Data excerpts
● ● ● ●
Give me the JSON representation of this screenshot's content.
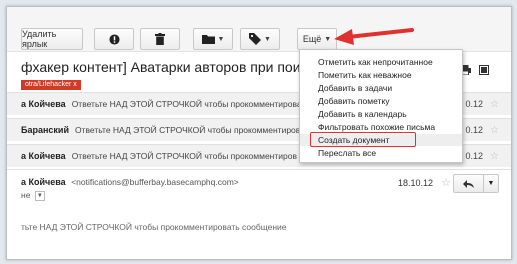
{
  "toolbar": {
    "remove_label": "Удалить ярлык",
    "more_label": "Ещё"
  },
  "thread": {
    "subject": "фхакер контент] Аватарки авторов при поиске в G",
    "label": "otra/Lifehacker  x"
  },
  "messages": [
    {
      "sender": "а Койчева",
      "snippet": "Ответьте НАД ЭТОЙ СТРОЧКОЙ чтобы прокомментировать",
      "date": "0.12"
    },
    {
      "sender": "Баранский",
      "snippet": "Ответьте НАД ЭТОЙ СТРОЧКОЙ чтобы прокомментиров",
      "date": "0.12"
    },
    {
      "sender": "а Койчева",
      "snippet": "Ответьте НАД ЭТОЙ СТРОЧКОЙ чтобы прокомментиров",
      "date": "0.12"
    }
  ],
  "expanded": {
    "sender": "а Койчева",
    "email": "<notifications@bufferbay.basecamphq.com>",
    "date": "18.10.12",
    "to_fragment": "не",
    "body": "тьте НАД ЭТОЙ СТРОЧКОЙ чтобы прокомментировать сообщение"
  },
  "menu": {
    "items": [
      "Отметить как непрочитанное",
      "Пометить как неважное",
      "Добавить в задачи",
      "Добавить пометку",
      "Добавить в календарь",
      "Фильтровать похожие письма",
      "Создать документ",
      "Переслать все"
    ],
    "highlighted_index": 6
  },
  "icons": {
    "important": "important-icon",
    "trash": "trash-icon",
    "folder": "folder-icon",
    "label": "tag-icon",
    "print": "print-icon",
    "new_window": "new-window-icon",
    "star": "star-icon",
    "reply": "reply-icon",
    "annotation_arrow": "red-arrow"
  },
  "colors": {
    "annotation": "#e03030",
    "label_chip": "#d13a25"
  }
}
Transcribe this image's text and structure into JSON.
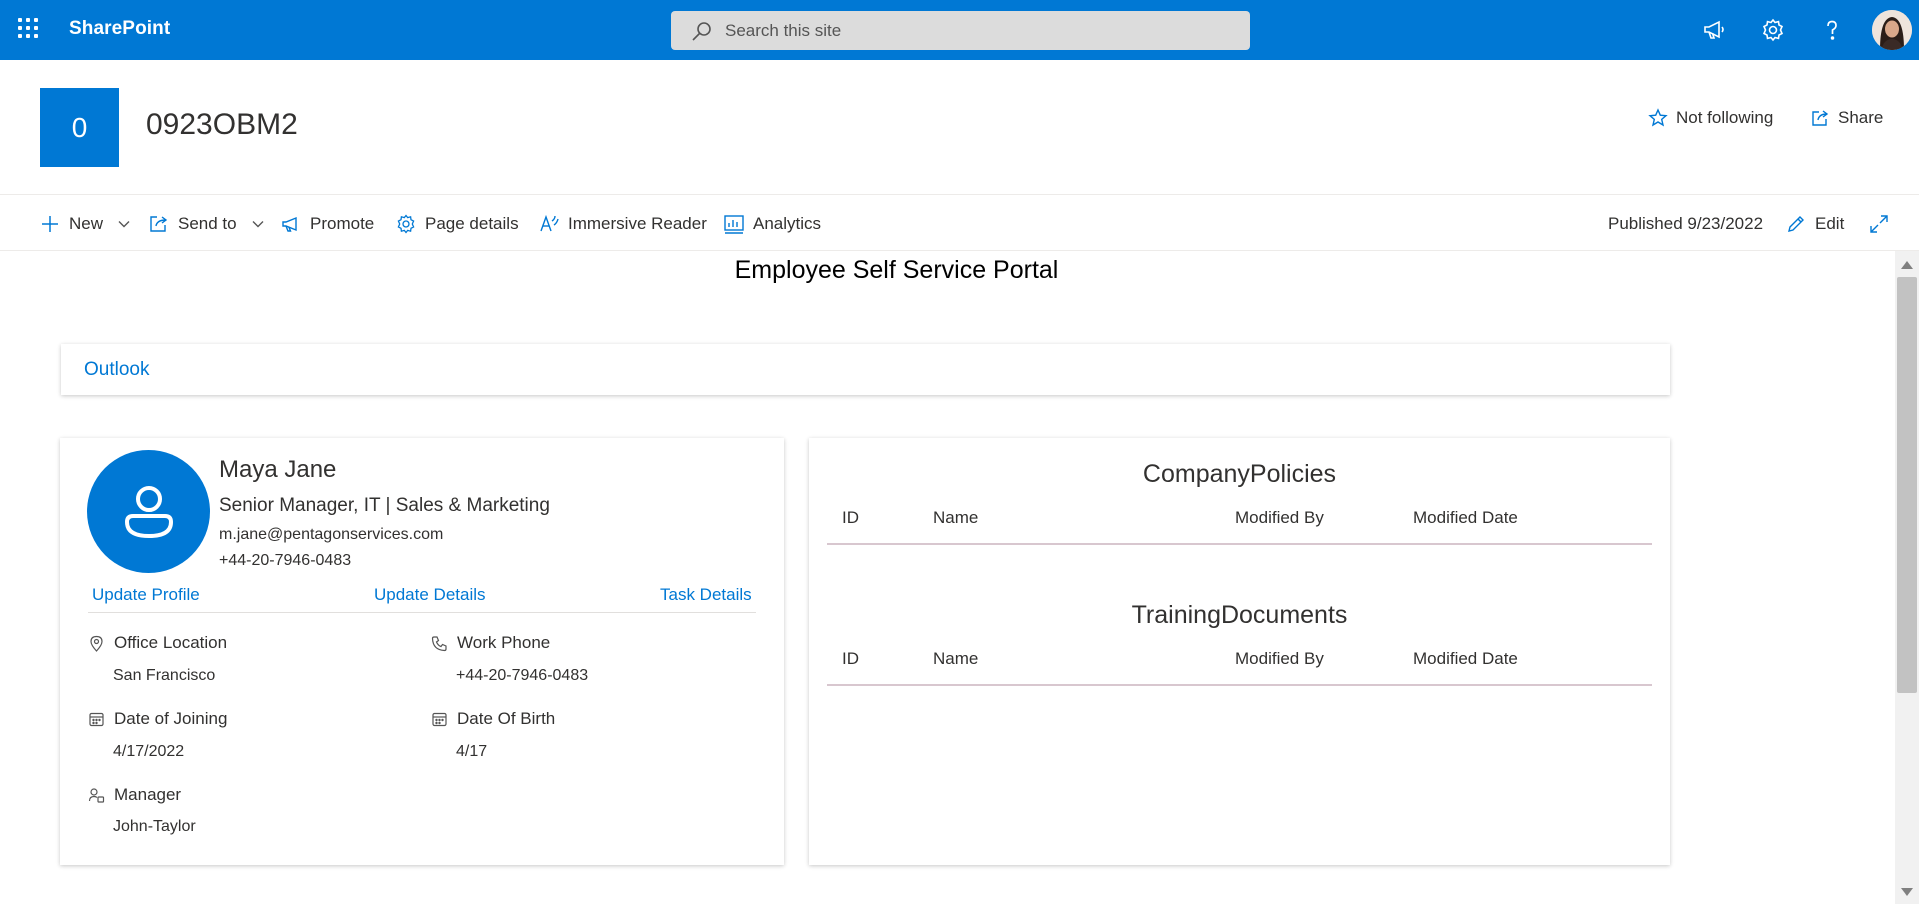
{
  "suitebar": {
    "app_name": "SharePoint",
    "search_placeholder": "Search this site",
    "icons": [
      "waffle-icon",
      "megaphone-icon",
      "settings-icon",
      "help-icon",
      "user-avatar"
    ]
  },
  "site": {
    "logo_letter": "0",
    "title": "0923OBM2",
    "follow_label": "Not following",
    "share_label": "Share"
  },
  "commandbar": {
    "new_label": "New",
    "send_to_label": "Send to",
    "promote_label": "Promote",
    "page_details_label": "Page details",
    "immersive_reader_label": "Immersive Reader",
    "analytics_label": "Analytics",
    "published": "Published 9/23/2022",
    "edit_label": "Edit"
  },
  "page": {
    "heading": "Employee Self Service Portal",
    "outlook_link": "Outlook"
  },
  "profile": {
    "name": "Maya Jane",
    "title": "Senior Manager, IT | Sales & Marketing",
    "email": "m.jane@pentagonservices.com",
    "phone": "+44-20-7946-0483",
    "links": {
      "update_profile": "Update Profile",
      "update_details": "Update Details",
      "task_details": "Task Details"
    },
    "fields": {
      "office_location": {
        "label": "Office Location",
        "value": "San Francisco"
      },
      "work_phone": {
        "label": "Work Phone",
        "value": "+44-20-7946-0483"
      },
      "date_of_joining": {
        "label": "Date of Joining",
        "value": "4/17/2022"
      },
      "date_of_birth": {
        "label": "Date Of Birth",
        "value": "4/17"
      },
      "manager": {
        "label": "Manager",
        "value": "John-Taylor"
      }
    }
  },
  "documents": {
    "columns": [
      "ID",
      "Name",
      "Modified By",
      "Modified Date"
    ],
    "company_policies": {
      "title": "CompanyPolicies",
      "rows": []
    },
    "training_documents": {
      "title": "TrainingDocuments",
      "rows": []
    }
  },
  "colors": {
    "brand": "#0078d4",
    "text": "#323130",
    "search_bg": "#dcdcdc"
  }
}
● ● ● ●
Do this: Look through the entries and find each line that has the string "ЭТОЙ". Copy those lines.

Right answer:
      "snippet": "Ответьте НАД ЭТОЙ СТРОЧКОЙ чтобы прокомментировать",
      "snippet": "Ответьте НАД ЭТОЙ СТРОЧКОЙ чтобы прокомментиров",
      "snippet": "Ответьте НАД ЭТОЙ СТРОЧКОЙ чтобы прокомментиров",
    "body": "тьте НАД ЭТОЙ СТРОЧКОЙ чтобы прокомментировать сообщение"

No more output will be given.